▶ Part of a data file
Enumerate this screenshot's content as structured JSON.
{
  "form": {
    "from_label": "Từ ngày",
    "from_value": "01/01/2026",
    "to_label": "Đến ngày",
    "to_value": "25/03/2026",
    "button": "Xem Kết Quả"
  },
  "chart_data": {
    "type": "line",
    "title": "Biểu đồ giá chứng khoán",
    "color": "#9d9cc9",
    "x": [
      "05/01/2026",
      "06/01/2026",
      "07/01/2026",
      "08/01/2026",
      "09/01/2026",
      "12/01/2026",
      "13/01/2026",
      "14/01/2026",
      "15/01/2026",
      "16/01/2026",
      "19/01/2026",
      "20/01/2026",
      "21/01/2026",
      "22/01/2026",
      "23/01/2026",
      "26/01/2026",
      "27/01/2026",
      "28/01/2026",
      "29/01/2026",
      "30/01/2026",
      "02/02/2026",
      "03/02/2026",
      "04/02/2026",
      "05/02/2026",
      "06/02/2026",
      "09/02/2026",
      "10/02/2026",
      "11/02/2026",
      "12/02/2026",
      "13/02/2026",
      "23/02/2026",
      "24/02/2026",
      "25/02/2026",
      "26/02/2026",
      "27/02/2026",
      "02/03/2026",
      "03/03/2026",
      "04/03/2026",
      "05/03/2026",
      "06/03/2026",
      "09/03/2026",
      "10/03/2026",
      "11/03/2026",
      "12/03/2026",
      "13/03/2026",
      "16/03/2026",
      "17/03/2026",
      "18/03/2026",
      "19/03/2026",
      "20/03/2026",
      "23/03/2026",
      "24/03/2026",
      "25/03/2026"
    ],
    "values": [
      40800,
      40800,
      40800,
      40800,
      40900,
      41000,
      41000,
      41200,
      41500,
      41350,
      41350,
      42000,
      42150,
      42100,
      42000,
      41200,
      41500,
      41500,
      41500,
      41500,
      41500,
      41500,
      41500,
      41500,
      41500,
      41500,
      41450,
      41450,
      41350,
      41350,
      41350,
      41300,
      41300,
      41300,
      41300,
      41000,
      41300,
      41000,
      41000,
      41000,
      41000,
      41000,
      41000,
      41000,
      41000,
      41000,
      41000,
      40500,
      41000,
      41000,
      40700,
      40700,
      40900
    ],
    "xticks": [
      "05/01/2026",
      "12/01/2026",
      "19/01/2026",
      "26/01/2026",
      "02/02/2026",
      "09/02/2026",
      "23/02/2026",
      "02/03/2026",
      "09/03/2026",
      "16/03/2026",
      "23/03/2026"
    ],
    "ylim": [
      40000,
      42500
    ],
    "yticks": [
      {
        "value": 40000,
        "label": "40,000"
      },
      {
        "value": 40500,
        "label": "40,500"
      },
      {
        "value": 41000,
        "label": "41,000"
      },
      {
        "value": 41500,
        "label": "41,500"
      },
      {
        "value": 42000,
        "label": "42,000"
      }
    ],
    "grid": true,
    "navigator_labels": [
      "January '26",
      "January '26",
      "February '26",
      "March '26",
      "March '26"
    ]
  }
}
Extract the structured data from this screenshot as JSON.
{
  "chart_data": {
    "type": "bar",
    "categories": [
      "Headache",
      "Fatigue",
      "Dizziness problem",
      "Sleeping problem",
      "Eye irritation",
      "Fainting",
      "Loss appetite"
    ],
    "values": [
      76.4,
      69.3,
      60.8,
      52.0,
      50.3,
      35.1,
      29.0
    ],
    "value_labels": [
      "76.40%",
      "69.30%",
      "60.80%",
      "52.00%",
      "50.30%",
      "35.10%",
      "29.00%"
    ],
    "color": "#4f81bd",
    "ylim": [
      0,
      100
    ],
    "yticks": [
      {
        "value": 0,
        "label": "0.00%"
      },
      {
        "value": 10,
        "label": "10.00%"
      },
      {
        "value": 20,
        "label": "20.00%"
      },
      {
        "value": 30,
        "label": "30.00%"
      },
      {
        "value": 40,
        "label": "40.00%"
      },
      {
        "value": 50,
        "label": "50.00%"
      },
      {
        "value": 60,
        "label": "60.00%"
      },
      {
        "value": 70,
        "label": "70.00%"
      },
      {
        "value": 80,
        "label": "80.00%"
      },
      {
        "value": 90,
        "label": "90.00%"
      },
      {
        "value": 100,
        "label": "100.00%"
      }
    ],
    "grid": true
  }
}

▶ The request
Pick out each line above that includes "JSON" and show it.

▶ Exercise output
Enumerate this screenshot's content as structured JSON.
Extract the structured data from this screenshot as JSON.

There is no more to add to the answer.